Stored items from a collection
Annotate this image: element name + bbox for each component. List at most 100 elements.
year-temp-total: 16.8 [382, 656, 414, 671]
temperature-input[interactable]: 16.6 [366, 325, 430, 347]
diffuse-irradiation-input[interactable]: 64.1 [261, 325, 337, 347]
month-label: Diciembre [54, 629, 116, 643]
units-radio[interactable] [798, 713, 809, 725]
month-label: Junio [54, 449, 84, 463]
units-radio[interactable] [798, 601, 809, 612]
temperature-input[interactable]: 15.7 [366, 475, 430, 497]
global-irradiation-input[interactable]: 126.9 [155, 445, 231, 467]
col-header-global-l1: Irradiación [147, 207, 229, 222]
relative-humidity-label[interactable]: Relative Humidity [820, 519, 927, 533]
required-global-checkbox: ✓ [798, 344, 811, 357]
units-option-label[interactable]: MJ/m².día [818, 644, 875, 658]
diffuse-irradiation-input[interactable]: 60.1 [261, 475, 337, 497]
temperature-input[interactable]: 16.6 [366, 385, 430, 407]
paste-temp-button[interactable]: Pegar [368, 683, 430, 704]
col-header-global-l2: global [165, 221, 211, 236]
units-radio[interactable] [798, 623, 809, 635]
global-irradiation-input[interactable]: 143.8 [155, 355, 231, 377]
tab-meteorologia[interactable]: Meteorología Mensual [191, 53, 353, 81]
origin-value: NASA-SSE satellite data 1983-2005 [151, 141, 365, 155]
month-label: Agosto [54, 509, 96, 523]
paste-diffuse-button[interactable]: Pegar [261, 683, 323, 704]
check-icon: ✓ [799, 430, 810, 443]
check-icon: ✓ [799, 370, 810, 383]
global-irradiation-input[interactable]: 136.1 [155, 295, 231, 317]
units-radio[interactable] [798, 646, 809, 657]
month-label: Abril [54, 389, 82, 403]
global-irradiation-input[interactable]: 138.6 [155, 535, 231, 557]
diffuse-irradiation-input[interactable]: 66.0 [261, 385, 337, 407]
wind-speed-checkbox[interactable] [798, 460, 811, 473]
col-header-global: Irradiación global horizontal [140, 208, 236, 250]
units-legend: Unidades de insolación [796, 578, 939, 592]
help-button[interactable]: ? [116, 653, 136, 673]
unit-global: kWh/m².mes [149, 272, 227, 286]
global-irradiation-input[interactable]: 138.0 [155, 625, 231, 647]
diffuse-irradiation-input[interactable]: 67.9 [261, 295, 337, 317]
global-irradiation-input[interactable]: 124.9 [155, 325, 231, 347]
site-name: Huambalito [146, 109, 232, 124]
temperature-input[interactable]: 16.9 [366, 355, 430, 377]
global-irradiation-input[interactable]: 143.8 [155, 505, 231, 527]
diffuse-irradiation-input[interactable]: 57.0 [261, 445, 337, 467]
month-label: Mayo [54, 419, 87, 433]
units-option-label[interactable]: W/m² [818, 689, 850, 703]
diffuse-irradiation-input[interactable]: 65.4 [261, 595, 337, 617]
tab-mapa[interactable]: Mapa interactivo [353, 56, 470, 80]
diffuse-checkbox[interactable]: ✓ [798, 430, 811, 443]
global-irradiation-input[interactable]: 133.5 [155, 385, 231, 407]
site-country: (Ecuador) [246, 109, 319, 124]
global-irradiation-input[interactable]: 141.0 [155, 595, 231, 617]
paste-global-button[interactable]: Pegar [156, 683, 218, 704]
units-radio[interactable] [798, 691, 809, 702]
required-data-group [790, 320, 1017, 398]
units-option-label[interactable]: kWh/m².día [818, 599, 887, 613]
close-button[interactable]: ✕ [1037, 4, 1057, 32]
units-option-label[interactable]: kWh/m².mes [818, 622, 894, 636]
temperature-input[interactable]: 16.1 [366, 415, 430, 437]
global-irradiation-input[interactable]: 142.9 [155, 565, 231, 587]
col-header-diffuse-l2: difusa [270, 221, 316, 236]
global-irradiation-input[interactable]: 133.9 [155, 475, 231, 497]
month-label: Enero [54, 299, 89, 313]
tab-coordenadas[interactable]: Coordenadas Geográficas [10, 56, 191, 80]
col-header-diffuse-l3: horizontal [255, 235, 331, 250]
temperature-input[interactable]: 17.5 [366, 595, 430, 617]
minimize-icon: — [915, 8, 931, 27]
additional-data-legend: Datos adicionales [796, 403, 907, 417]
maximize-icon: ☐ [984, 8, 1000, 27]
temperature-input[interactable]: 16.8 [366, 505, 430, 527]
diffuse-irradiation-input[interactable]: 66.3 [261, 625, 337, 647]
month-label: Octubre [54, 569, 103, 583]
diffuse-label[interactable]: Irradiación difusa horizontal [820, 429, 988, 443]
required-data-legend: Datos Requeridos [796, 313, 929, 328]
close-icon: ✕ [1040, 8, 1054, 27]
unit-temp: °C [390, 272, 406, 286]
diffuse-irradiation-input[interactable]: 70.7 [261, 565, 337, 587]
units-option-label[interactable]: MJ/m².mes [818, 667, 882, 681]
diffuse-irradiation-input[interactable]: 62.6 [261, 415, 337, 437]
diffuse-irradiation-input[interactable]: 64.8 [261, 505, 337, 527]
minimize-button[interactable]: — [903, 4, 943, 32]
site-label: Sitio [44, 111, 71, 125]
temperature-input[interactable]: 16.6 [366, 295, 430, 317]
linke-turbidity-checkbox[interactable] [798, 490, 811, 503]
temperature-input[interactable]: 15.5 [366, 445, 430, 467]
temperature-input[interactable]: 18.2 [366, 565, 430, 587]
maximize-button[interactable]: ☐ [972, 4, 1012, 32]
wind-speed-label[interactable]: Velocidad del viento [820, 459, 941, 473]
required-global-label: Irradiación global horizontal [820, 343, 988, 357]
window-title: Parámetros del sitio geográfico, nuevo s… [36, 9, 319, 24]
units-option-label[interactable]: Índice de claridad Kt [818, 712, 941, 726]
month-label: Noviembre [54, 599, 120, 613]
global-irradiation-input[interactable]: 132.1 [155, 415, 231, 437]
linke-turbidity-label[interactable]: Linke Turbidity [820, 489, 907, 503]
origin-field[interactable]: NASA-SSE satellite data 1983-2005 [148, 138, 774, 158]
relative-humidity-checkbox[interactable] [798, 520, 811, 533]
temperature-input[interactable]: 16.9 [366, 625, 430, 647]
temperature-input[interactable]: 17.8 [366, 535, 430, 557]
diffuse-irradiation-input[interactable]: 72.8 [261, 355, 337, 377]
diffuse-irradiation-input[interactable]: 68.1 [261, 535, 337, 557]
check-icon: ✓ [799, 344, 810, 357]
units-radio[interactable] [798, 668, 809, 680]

# WORK TO COMPLETE:
Rewrite the lines of all the records above, changing every "month-label" to "month-name" and leaving everything else as it is.

# OUTPUT BELOW:
Annotate this image: element name + bbox for each component. List at most 100 elements.
year-temp-total: 16.8 [382, 656, 414, 671]
temperature-input[interactable]: 16.6 [366, 325, 430, 347]
diffuse-irradiation-input[interactable]: 64.1 [261, 325, 337, 347]
month-name: Diciembre [54, 629, 116, 643]
units-radio[interactable] [798, 713, 809, 725]
month-name: Junio [54, 449, 84, 463]
units-radio[interactable] [798, 601, 809, 612]
temperature-input[interactable]: 15.7 [366, 475, 430, 497]
global-irradiation-input[interactable]: 126.9 [155, 445, 231, 467]
col-header-global-l1: Irradiación [147, 207, 229, 222]
relative-humidity-label[interactable]: Relative Humidity [820, 519, 927, 533]
required-global-checkbox: ✓ [798, 344, 811, 357]
units-option-label[interactable]: MJ/m².día [818, 644, 875, 658]
diffuse-irradiation-input[interactable]: 60.1 [261, 475, 337, 497]
temperature-input[interactable]: 16.6 [366, 385, 430, 407]
paste-temp-button[interactable]: Pegar [368, 683, 430, 704]
col-header-global-l2: global [165, 221, 211, 236]
units-radio[interactable] [798, 623, 809, 635]
global-irradiation-input[interactable]: 143.8 [155, 355, 231, 377]
tab-meteorologia[interactable]: Meteorología Mensual [191, 53, 353, 81]
origin-value: NASA-SSE satellite data 1983-2005 [151, 141, 365, 155]
month-name: Agosto [54, 509, 96, 523]
paste-diffuse-button[interactable]: Pegar [261, 683, 323, 704]
check-icon: ✓ [799, 430, 810, 443]
check-icon: ✓ [799, 370, 810, 383]
global-irradiation-input[interactable]: 136.1 [155, 295, 231, 317]
units-radio[interactable] [798, 646, 809, 657]
month-name: Abril [54, 389, 82, 403]
global-irradiation-input[interactable]: 138.6 [155, 535, 231, 557]
diffuse-irradiation-input[interactable]: 66.0 [261, 385, 337, 407]
wind-speed-checkbox[interactable] [798, 460, 811, 473]
col-header-global: Irradiación global horizontal [140, 208, 236, 250]
units-legend: Unidades de insolación [796, 578, 939, 592]
help-button[interactable]: ? [116, 653, 136, 673]
unit-global: kWh/m².mes [149, 272, 227, 286]
global-irradiation-input[interactable]: 138.0 [155, 625, 231, 647]
diffuse-irradiation-input[interactable]: 67.9 [261, 295, 337, 317]
global-irradiation-input[interactable]: 124.9 [155, 325, 231, 347]
site-name: Huambalito [146, 109, 232, 124]
temperature-input[interactable]: 16.9 [366, 355, 430, 377]
global-irradiation-input[interactable]: 143.8 [155, 505, 231, 527]
diffuse-irradiation-input[interactable]: 57.0 [261, 445, 337, 467]
month-name: Mayo [54, 419, 87, 433]
units-option-label[interactable]: W/m² [818, 689, 850, 703]
diffuse-irradiation-input[interactable]: 65.4 [261, 595, 337, 617]
tab-mapa[interactable]: Mapa interactivo [353, 56, 470, 80]
diffuse-checkbox[interactable]: ✓ [798, 430, 811, 443]
global-irradiation-input[interactable]: 133.5 [155, 385, 231, 407]
site-country: (Ecuador) [246, 109, 319, 124]
global-irradiation-input[interactable]: 141.0 [155, 595, 231, 617]
paste-global-button[interactable]: Pegar [156, 683, 218, 704]
units-radio[interactable] [798, 691, 809, 702]
required-data-group [790, 320, 1017, 398]
units-option-label[interactable]: kWh/m².día [818, 599, 887, 613]
close-button[interactable]: ✕ [1037, 4, 1057, 32]
units-option-label[interactable]: kWh/m².mes [818, 622, 894, 636]
temperature-input[interactable]: 16.1 [366, 415, 430, 437]
global-irradiation-input[interactable]: 142.9 [155, 565, 231, 587]
col-header-diffuse-l2: difusa [270, 221, 316, 236]
global-irradiation-input[interactable]: 133.9 [155, 475, 231, 497]
month-name: Enero [54, 299, 89, 313]
tab-coordenadas[interactable]: Coordenadas Geográficas [10, 56, 191, 80]
col-header-diffuse-l3: horizontal [255, 235, 331, 250]
temperature-input[interactable]: 17.5 [366, 595, 430, 617]
minimize-icon: — [915, 8, 931, 27]
additional-data-legend: Datos adicionales [796, 403, 907, 417]
maximize-icon: ☐ [984, 8, 1000, 27]
temperature-input[interactable]: 16.8 [366, 505, 430, 527]
diffuse-irradiation-input[interactable]: 66.3 [261, 625, 337, 647]
month-name: Octubre [54, 569, 103, 583]
diffuse-label[interactable]: Irradiación difusa horizontal [820, 429, 988, 443]
required-data-legend: Datos Requeridos [796, 313, 929, 328]
close-icon: ✕ [1040, 8, 1054, 27]
unit-temp: °C [390, 272, 406, 286]
diffuse-irradiation-input[interactable]: 70.7 [261, 565, 337, 587]
units-option-label[interactable]: MJ/m².mes [818, 667, 882, 681]
diffuse-irradiation-input[interactable]: 62.6 [261, 415, 337, 437]
diffuse-irradiation-input[interactable]: 64.8 [261, 505, 337, 527]
minimize-button[interactable]: — [903, 4, 943, 32]
site-label: Sitio [44, 111, 71, 125]
temperature-input[interactable]: 16.6 [366, 295, 430, 317]
linke-turbidity-checkbox[interactable] [798, 490, 811, 503]
temperature-input[interactable]: 15.5 [366, 445, 430, 467]
temperature-input[interactable]: 18.2 [366, 565, 430, 587]
maximize-button[interactable]: ☐ [972, 4, 1012, 32]
wind-speed-label[interactable]: Velocidad del viento [820, 459, 941, 473]
required-global-label: Irradiación global horizontal [820, 343, 988, 357]
window-title: Parámetros del sitio geográfico, nuevo s… [36, 9, 319, 24]
units-option-label[interactable]: Índice de claridad Kt [818, 712, 941, 726]
month-name: Noviembre [54, 599, 120, 613]
global-irradiation-input[interactable]: 132.1 [155, 415, 231, 437]
linke-turbidity-label[interactable]: Linke Turbidity [820, 489, 907, 503]
origin-field[interactable]: NASA-SSE satellite data 1983-2005 [148, 138, 774, 158]
relative-humidity-checkbox[interactable] [798, 520, 811, 533]
temperature-input[interactable]: 16.9 [366, 625, 430, 647]
temperature-input[interactable]: 17.8 [366, 535, 430, 557]
diffuse-irradiation-input[interactable]: 72.8 [261, 355, 337, 377]
diffuse-irradiation-input[interactable]: 68.1 [261, 535, 337, 557]
check-icon: ✓ [799, 344, 810, 357]
units-radio[interactable] [798, 668, 809, 680]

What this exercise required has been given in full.